**Requirements:** Report every line from the material that contains the word "Zeile".

**Data section:**
● ● ●

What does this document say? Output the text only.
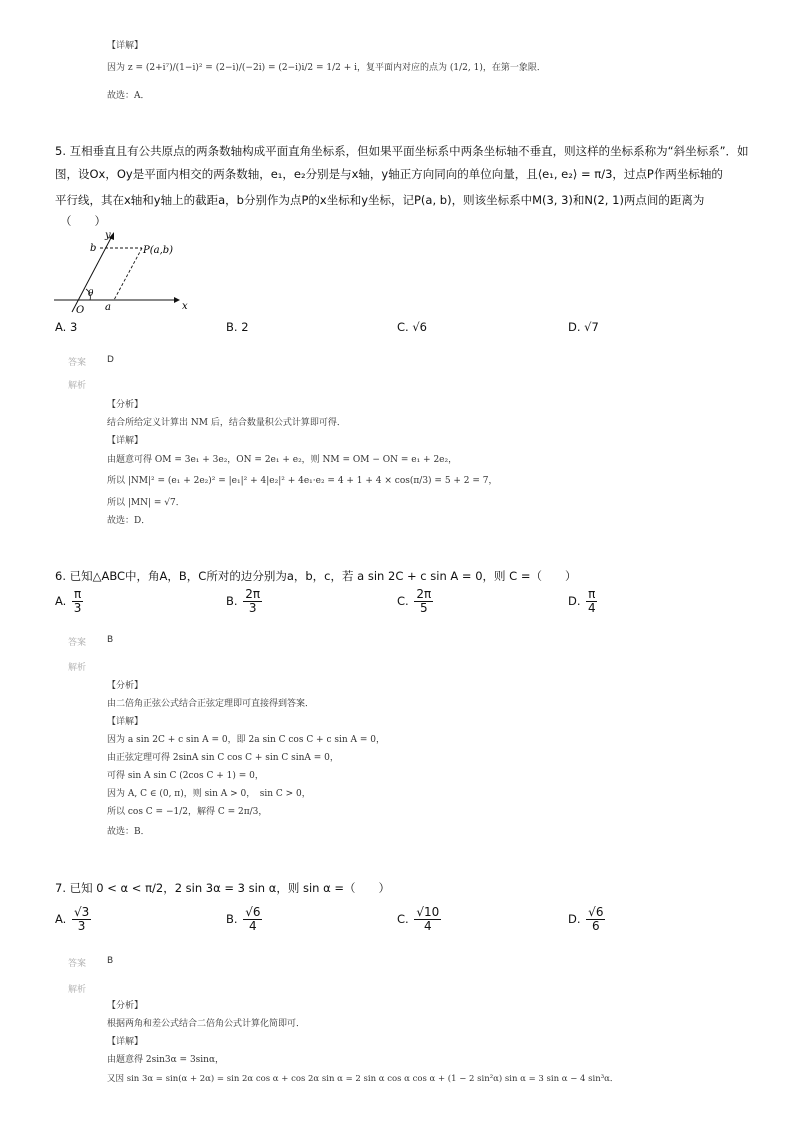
【详解】
因为 z = (2+i⁷)/(1−i)² = (2−i)/(−2i) = (2−i)i/2 = 1/2 + i，复平面内对应的点为 (1/2, 1)，在第一象限．
故选：A．
5. 互相垂直且有公共原点的两条数轴构成平面直角坐标系，但如果平面坐标系中两条坐标轴不垂直，则这样的坐标系称为“斜坐标系”．如
图，设Ox，Oy是平面内相交的两条数轴，e₁，e₂分别是与x轴，y轴正方向同向的单位向量，且⟨e₁, e₂⟩ = π/3，过点P作两坐标轴的
平行线，其在x轴和y轴上的截距a，b分别作为点P的x坐标和y坐标，记P(a, b)，则该坐标系中M(3, 3)和N(2, 1)两点间的距离为
（　　）
y
x
b
a
O
θ
P(a,b)
A. 3	B. 2	C. √6	D. √7
答案 D
解析
【分析】
结合所给定义计算出 NM 后，结合数量积公式计算即可得．
【详解】
由题意可得 OM = 3e₁ + 3e₂，ON = 2e₁ + e₂，则 NM = OM − ON = e₁ + 2e₂，
所以 |NM|² = (e₁ + 2e₂)² = |e₁|² + 4|e₂|² + 4e₁·e₂ = 4 + 1 + 4 × cos(π/3) = 5 + 2 = 7，
所以 |MN| = √7．
故选：D．
6. 已知△ABC中，角A，B，C所对的边分别为a，b，c，若 a sin 2C + c sin A = 0，则 C =（　　）
A. $\frac{\pi}{3}$	B. $\frac{2\pi}{3}$	C. $\frac{2\pi}{5}$	D. $\frac{\pi}{4}$
答案 B
解析
【分析】
由二倍角正弦公式结合正弦定理即可直接得到答案．
【详解】
因为 a sin 2C + c sin A = 0，即 2a sin C cos C + c sin A = 0，
由正弦定理可得 2sinA sin C cos C + sin C sinA = 0，
可得 sin A sin C (2cos C + 1) = 0，
因为 A, C ∈ (0, π)，则 sin A > 0，　sin C > 0，
所以 cos C = −1/2，解得 C = 2π/3，
故选：B．
7. 已知 0 < α < π/2，2 sin 3α = 3 sin α，则 sin α =（　　）
A. $\frac{√3}{3}$	B. $\frac{√6}{4}$	C. $\frac{√10}{4}$	D. $\frac{√6}{6}$
答案 B
解析
【分析】
根据两角和差公式结合二倍角公式计算化简即可．
【详解】
由题意得 2sin3α = 3sinα，
又因 sin 3α = sin(α + 2α) = sin 2α cos α + cos 2α sin α = 2 sin α cos α cos α + (1 − 2 sin²α) sin α = 3 sin α − 4 sin³α．
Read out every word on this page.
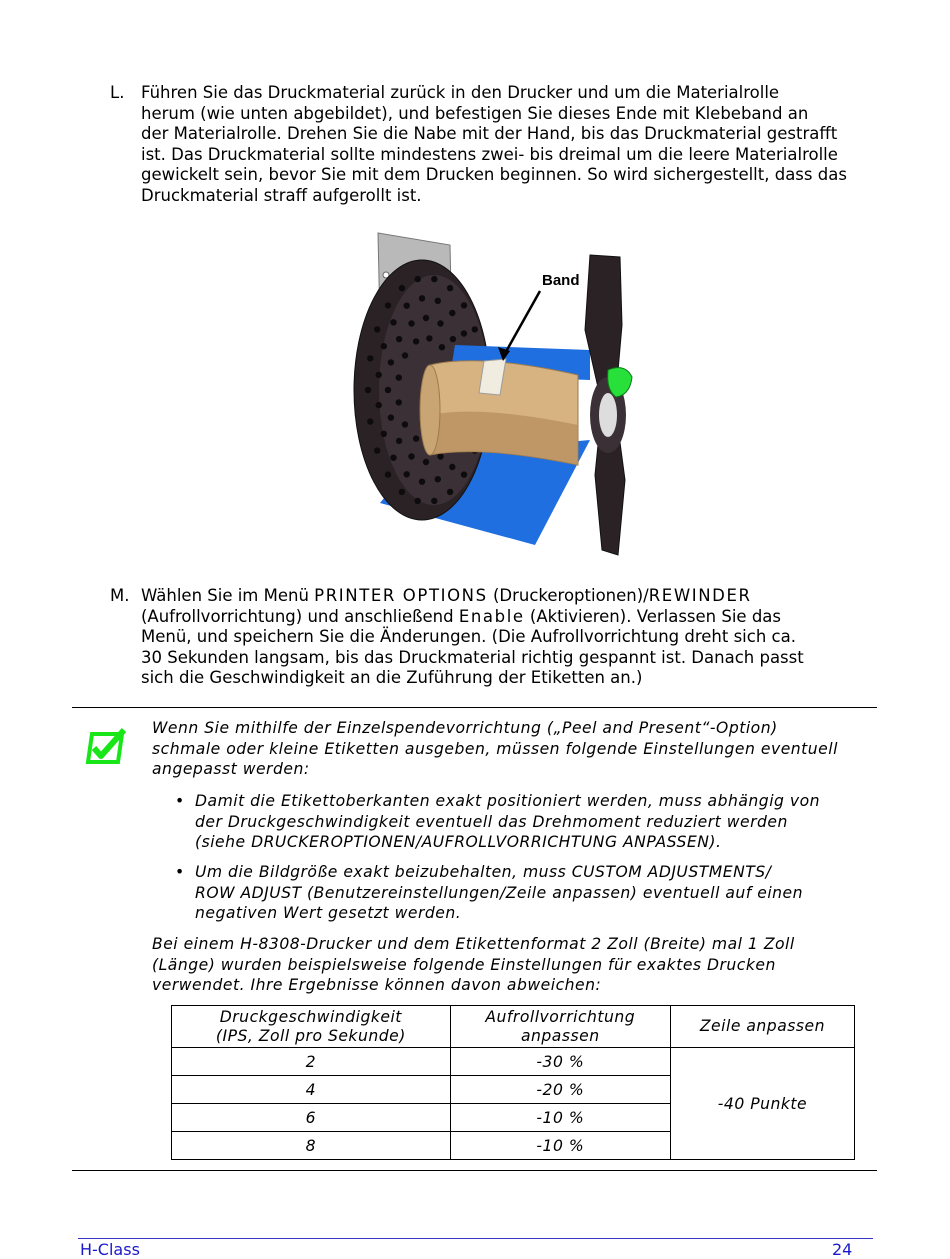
L. Führen Sie das Druckmaterial zurück in den Drucker und um die Materialrolle
herum (wie unten abgebildet), und befestigen Sie dieses Ende mit Klebeband an
der Materialrolle. Drehen Sie die Nabe mit der Hand, bis das Druckmaterial gestrafft
ist. Das Druckmaterial sollte mindestens zwei- bis dreimal um die leere Materialrolle
gewickelt sein, bevor Sie mit dem Drucken beginnen. So wird sichergestellt, dass das
Druckmaterial straff aufgerollt ist.
Band
M. Wählen Sie im Menü PRINTER OPTIONS (Druckeroptionen)/REWINDER
(Aufrollvorrichtung) und anschließend Enable (Aktivieren). Verlassen Sie das
Menü, und speichern Sie die Änderungen. (Die Aufrollvorrichtung dreht sich ca.
30 Sekunden langsam, bis das Druckmaterial richtig gespannt ist. Danach passt
sich die Geschwindigkeit an die Zuführung der Etiketten an.)
Wenn Sie mithilfe der Einzelspendevorrichtung („Peel and Present“-Option)
schmale oder kleine Etiketten ausgeben, müssen folgende Einstellungen eventuell
angepasst werden:
• Damit die Etikettoberkanten exakt positioniert werden, muss abhängig von
der Druckgeschwindigkeit eventuell das Drehmoment reduziert werden
(siehe DRUCKEROPTIONEN/AUFROLLVORRICHTUNG ANPASSEN).
• Um die Bildgröße exakt beizubehalten, muss CUSTOM ADJUSTMENTS/
ROW ADJUST (Benutzereinstellungen/Zeile anpassen) eventuell auf einen
negativen Wert gesetzt werden.
Bei einem H-8308-Drucker und dem Etikettenformat 2 Zoll (Breite) mal 1 Zoll
(Länge) wurden beispielsweise folgende Einstellungen für exaktes Drucken
verwendet. Ihre Ergebnisse können davon abweichen:
Druckgeschwindigkeit
(IPS, Zoll pro Sekunde)	Aufrollvorrichtung
anpassen	Zeile anpassen

2	-30 %	-40 Punkte
4	-20 %	
6	-10 %	
8	-10 %	
H-Class	24
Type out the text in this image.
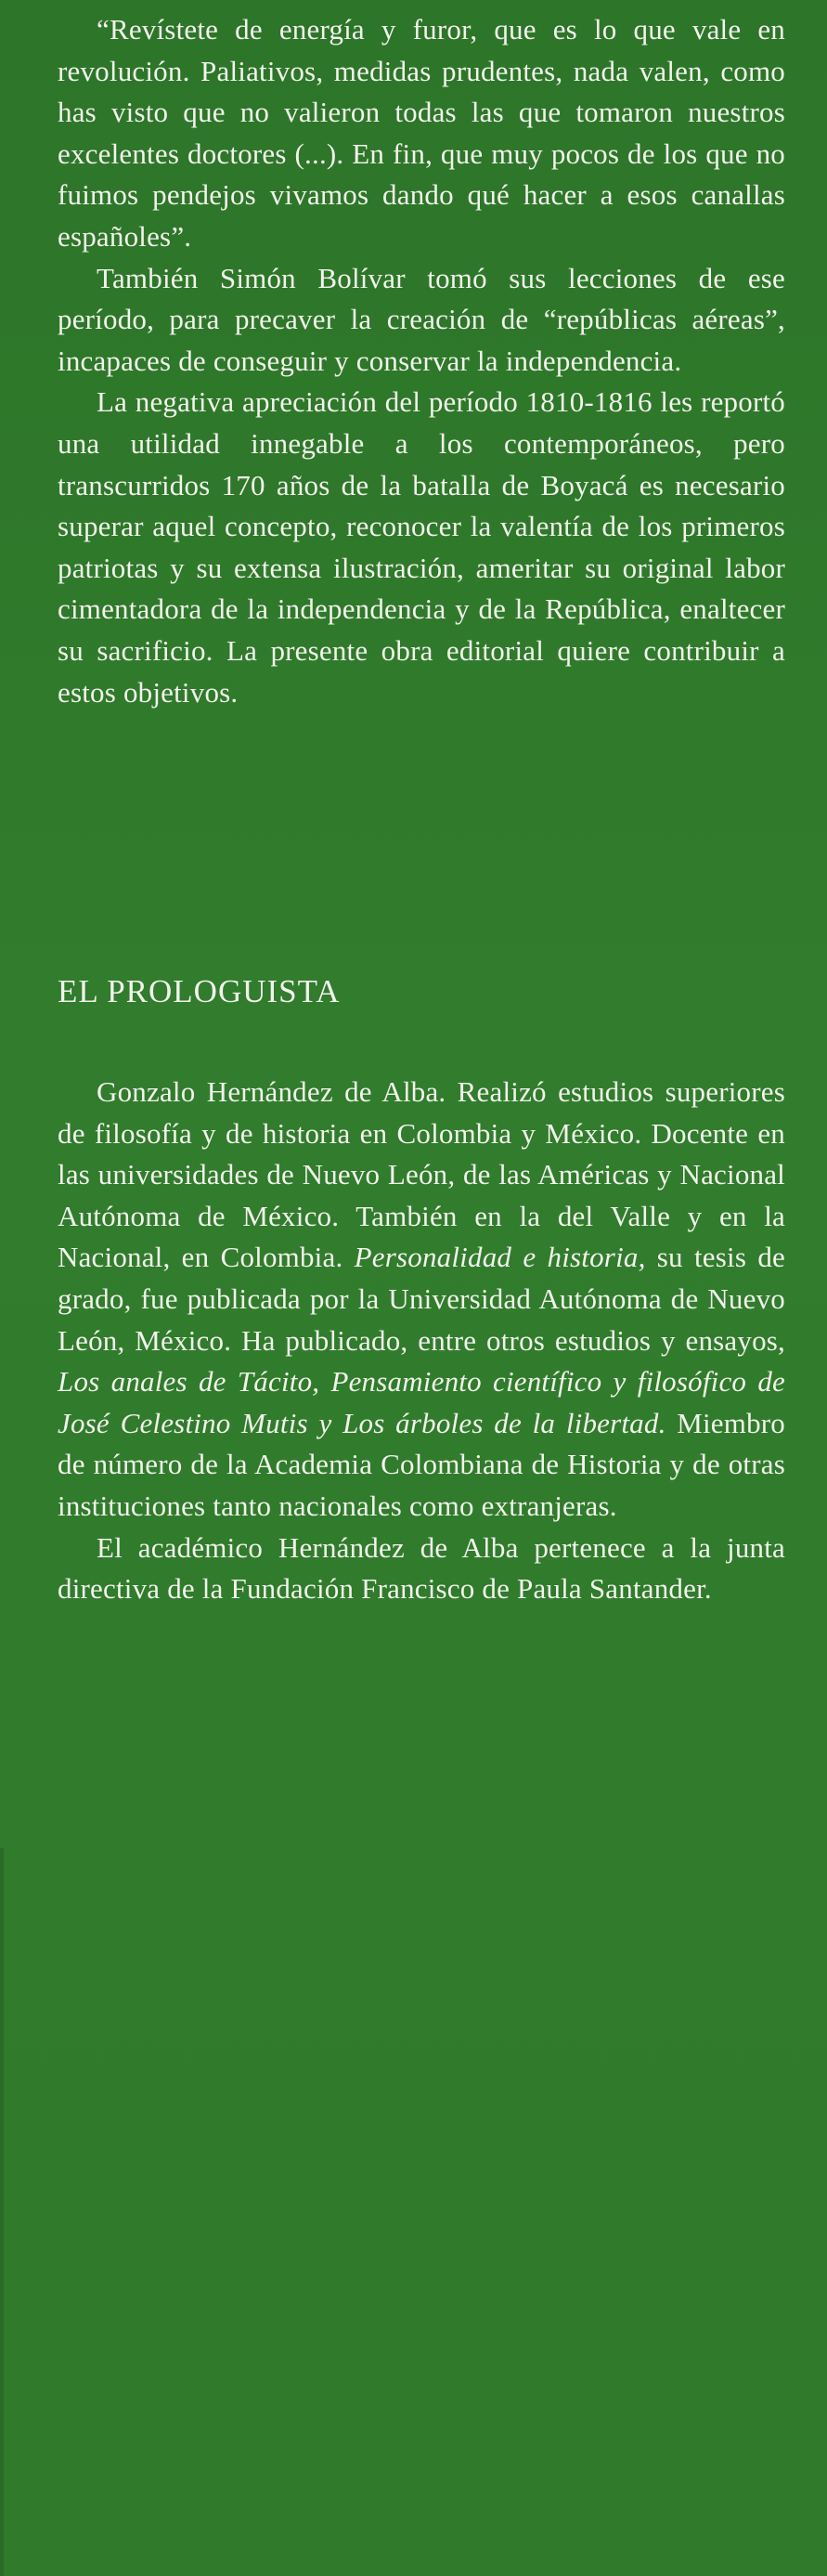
“Revístete de energía y furor, que es lo que vale en revolución. Paliativos, medidas prudentes, nada valen, como has visto que no valieron todas las que tomaron nuestros excelentes doctores (...). En fin, que muy pocos de los que no fuimos pendejos vivamos dando qué hacer a esos canallas españoles”.

También Simón Bolívar tomó sus lecciones de ese período, para precaver la creación de “repúblicas aéreas”, incapaces de conseguir y conservar la independencia.

La negativa apreciación del período 1810-1816 les reportó una utilidad innegable a los contemporáneos, pero transcurridos 170 años de la batalla de Boyacá es necesario superar aquel concepto, reconocer la valentía de los primeros patriotas y su extensa ilustración, ameritar su original labor cimentadora de la independencia y de la República, enaltecer su sacrificio. La presente obra editorial quiere contribuir a estos objetivos.

EL PROLOGUISTA

Gonzalo Hernández de Alba. Realizó estudios superiores de filosofía y de historia en Colombia y México. Docente en las universidades de Nuevo León, de las Américas y Nacional Autónoma de México. También en la del Valle y en la Nacional, en Colombia. Personalidad e historia, su tesis de grado, fue publicada por la Universidad Autónoma de Nuevo León, México. Ha publicado, entre otros estudios y ensayos, Los anales de Tácito, Pensamiento científico y filosófico de José Celestino Mutis y Los árboles de la libertad. Miembro de número de la Academia Colombiana de Historia y de otras instituciones tanto nacionales como extranjeras.

El académico Hernández de Alba pertenece a la junta directiva de la Fundación Francisco de Paula Santander.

● ● ●

**Complete response:**
ROW ADJUST (Benutzereinstellungen/Zeile anpassen) eventuell auf einen
anpassen	Zeile anpassen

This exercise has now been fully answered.